- [Set problem] Pick out all lines in the listing holding the string "trong" and copy them.

- [Given records]

——

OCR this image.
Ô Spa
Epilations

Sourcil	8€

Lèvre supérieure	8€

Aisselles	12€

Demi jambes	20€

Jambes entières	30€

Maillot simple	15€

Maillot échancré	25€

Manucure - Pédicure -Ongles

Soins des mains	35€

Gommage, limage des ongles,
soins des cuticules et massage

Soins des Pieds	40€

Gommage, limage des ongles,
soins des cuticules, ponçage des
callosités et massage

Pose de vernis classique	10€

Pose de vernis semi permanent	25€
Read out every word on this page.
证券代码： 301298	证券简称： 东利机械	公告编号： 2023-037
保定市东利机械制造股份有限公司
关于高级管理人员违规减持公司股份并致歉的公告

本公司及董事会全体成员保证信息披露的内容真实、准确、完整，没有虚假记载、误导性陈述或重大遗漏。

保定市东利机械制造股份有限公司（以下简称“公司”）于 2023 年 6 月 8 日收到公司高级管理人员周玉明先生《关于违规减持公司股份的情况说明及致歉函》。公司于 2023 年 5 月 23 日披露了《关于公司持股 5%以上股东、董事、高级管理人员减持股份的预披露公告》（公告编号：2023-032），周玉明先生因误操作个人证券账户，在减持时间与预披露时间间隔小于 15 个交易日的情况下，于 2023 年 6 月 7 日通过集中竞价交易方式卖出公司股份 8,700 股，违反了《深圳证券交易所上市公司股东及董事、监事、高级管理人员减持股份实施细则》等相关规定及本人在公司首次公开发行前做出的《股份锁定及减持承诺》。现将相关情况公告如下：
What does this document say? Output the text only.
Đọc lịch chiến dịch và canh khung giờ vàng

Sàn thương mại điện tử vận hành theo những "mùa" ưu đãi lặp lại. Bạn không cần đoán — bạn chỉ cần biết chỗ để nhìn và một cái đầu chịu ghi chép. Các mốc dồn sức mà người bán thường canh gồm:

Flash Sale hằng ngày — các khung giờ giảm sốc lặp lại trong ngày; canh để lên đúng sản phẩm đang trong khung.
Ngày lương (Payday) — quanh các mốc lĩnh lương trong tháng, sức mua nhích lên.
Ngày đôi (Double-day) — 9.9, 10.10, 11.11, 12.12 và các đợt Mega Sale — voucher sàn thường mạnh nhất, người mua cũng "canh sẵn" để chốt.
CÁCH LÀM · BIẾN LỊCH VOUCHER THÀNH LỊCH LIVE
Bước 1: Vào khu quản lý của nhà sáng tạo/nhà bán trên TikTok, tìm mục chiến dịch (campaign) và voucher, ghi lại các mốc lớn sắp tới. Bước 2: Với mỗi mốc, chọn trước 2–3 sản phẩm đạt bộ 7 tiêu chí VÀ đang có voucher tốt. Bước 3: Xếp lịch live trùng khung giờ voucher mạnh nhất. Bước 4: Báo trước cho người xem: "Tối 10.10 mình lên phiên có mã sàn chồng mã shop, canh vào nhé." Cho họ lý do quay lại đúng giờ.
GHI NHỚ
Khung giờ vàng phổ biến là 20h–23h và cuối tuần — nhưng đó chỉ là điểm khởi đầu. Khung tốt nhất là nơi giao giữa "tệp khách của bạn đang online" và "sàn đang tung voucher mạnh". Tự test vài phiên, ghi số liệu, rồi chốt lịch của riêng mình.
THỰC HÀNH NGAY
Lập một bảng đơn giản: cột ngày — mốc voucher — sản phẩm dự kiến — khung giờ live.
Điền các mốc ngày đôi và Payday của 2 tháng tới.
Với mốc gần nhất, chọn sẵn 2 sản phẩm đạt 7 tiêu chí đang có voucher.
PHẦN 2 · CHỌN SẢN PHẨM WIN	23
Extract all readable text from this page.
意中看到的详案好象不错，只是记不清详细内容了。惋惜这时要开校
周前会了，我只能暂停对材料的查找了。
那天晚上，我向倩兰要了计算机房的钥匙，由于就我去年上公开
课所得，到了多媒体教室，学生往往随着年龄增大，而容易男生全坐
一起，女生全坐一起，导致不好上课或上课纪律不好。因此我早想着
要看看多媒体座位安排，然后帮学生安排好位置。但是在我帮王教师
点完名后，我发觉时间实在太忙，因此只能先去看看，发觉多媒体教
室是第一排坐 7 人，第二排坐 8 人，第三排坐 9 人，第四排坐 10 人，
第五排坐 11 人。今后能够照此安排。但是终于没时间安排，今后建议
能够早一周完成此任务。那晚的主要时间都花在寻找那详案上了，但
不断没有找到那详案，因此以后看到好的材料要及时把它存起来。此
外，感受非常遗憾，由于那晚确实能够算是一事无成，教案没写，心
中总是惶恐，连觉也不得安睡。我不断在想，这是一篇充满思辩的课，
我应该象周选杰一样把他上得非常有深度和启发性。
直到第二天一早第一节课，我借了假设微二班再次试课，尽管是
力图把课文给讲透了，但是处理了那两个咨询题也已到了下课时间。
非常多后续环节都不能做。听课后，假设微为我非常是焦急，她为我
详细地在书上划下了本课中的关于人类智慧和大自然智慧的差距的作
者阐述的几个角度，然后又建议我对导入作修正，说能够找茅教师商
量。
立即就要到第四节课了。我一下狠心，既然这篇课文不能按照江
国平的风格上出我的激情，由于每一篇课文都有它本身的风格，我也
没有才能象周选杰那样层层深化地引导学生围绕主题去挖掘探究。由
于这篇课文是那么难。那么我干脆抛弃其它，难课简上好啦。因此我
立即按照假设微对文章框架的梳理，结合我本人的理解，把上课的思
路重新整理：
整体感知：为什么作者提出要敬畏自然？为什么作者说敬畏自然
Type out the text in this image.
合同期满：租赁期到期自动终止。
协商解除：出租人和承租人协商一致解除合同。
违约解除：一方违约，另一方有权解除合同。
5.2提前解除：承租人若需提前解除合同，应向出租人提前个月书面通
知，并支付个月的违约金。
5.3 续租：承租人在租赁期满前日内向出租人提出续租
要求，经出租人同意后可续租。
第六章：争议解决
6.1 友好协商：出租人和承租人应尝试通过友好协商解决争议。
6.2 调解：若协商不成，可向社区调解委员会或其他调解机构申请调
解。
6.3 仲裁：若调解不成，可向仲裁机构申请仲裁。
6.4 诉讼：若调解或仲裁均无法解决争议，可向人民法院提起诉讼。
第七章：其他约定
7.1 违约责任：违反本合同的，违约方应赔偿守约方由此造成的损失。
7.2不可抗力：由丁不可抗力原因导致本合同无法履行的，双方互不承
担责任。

——

- [Full answer]
Flash Sale hằng ngày — các khung giờ giảm sốc lặp lại trong ngày; canh để lên đúng sản phẩm đang trong khung.
Ngày lương (Payday) — quanh các mốc lĩnh lương trong tháng, sức mua nhích lên.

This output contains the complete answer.